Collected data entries
■ ■ ■ ■ ■ ■ ■
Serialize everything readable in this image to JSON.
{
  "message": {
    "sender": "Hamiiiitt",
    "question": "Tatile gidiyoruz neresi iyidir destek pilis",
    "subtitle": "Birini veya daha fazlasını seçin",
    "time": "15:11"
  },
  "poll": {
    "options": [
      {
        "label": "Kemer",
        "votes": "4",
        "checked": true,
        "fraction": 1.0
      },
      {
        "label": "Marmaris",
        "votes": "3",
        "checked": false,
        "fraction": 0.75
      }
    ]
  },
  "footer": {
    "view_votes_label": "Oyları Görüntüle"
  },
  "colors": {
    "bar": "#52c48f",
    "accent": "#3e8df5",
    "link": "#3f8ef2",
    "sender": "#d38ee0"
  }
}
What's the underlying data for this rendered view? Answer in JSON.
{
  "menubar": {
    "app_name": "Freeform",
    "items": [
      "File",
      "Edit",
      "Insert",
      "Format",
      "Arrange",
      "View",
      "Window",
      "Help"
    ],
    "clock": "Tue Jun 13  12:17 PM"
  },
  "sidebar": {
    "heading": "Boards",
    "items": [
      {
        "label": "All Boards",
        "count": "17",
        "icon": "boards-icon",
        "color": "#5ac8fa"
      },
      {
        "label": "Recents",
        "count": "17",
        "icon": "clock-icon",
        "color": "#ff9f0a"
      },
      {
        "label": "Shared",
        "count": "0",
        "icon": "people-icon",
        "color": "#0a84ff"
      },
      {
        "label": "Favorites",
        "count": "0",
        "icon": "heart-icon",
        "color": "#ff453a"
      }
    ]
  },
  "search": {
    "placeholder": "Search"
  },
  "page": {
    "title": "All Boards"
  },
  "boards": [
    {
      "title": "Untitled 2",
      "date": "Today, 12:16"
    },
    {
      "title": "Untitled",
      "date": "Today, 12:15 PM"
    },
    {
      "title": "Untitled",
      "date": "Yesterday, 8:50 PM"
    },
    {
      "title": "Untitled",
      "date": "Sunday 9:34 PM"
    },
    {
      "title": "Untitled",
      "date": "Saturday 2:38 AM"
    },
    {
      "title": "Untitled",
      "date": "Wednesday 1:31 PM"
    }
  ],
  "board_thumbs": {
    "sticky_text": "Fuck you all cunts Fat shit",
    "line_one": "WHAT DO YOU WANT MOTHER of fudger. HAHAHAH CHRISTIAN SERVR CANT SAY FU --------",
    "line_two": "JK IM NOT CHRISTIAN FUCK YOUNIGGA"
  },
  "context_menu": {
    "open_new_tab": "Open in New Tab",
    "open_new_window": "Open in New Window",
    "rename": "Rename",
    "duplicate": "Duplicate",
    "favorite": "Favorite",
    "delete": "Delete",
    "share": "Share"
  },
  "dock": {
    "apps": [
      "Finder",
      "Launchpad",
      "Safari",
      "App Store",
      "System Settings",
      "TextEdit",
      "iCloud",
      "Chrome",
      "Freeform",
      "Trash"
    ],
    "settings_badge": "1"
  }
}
■ ■ ■ ■ ■ ■ ■
DIRECTIONS FOR THIS TASK: Your task is to print all of the records exactly.

EXERCISE OUTPUT:
Serialize everything readable in this image to JSON.
{
  "message": {
    "sender": "Hamiiiitt",
    "question": "Tatile gidiyoruz neresi iyidir destek pilis",
    "subtitle": "Birini veya daha fazlasını seçin",
    "time": "15:11"
  },
  "poll": {
    "options": [
      {
        "label": "Kemer",
        "votes": "4",
        "checked": true,
        "fraction": 1.0
      },
      {
        "label": "Marmaris",
        "votes": "3",
        "checked": false,
        "fraction": 0.75
      }
    ]
  },
  "footer": {
    "view_votes_label": "Oyları Görüntüle"
  },
  "colors": {
    "bar": "#52c48f",
    "accent": "#3e8df5",
    "link": "#3f8ef2",
    "sender": "#d38ee0"
  }
}
What's the underlying data for this rendered view? Answer in JSON.
{
  "menubar": {
    "app_name": "Freeform",
    "items": [
      "File",
      "Edit",
      "Insert",
      "Format",
      "Arrange",
      "View",
      "Window",
      "Help"
    ],
    "clock": "Tue Jun 13  12:17 PM"
  },
  "sidebar": {
    "heading": "Boards",
    "items": [
      {
        "label": "All Boards",
        "count": "17",
        "icon": "boards-icon",
        "color": "#5ac8fa"
      },
      {
        "label": "Recents",
        "count": "17",
        "icon": "clock-icon",
        "color": "#ff9f0a"
      },
      {
        "label": "Shared",
        "count": "0",
        "icon": "people-icon",
        "color": "#0a84ff"
      },
      {
        "label": "Favorites",
        "count": "0",
        "icon": "heart-icon",
        "color": "#ff453a"
      }
    ]
  },
  "search": {
    "placeholder": "Search"
  },
  "page": {
    "title": "All Boards"
  },
  "boards": [
    {
      "title": "Untitled 2",
      "date": "Today, 12:16"
    },
    {
      "title": "Untitled",
      "date": "Today, 12:15 PM"
    },
    {
      "title": "Untitled",
      "date": "Yesterday, 8:50 PM"
    },
    {
      "title": "Untitled",
      "date": "Sunday 9:34 PM"
    },
    {
      "title": "Untitled",
      "date": "Saturday 2:38 AM"
    },
    {
      "title": "Untitled",
      "date": "Wednesday 1:31 PM"
    }
  ],
  "board_thumbs": {
    "sticky_text": "Fuck you all cunts Fat shit",
    "line_one": "WHAT DO YOU WANT MOTHER of fudger. HAHAHAH CHRISTIAN SERVR CANT SAY FU --------",
    "line_two": "JK IM NOT CHRISTIAN FUCK YOUNIGGA"
  },
  "context_menu": {
    "open_new_tab": "Open in New Tab",
    "open_new_window": "Open in New Window",
    "rename": "Rename",
    "duplicate": "Duplicate",
    "favorite": "Favorite",
    "delete": "Delete",
    "share": "Share"
  },
  "dock": {
    "apps": [
      "Finder",
      "Launchpad",
      "Safari",
      "App Store",
      "System Settings",
      "TextEdit",
      "iCloud",
      "Chrome",
      "Freeform",
      "Trash"
    ],
    "settings_badge": "1"
  }
}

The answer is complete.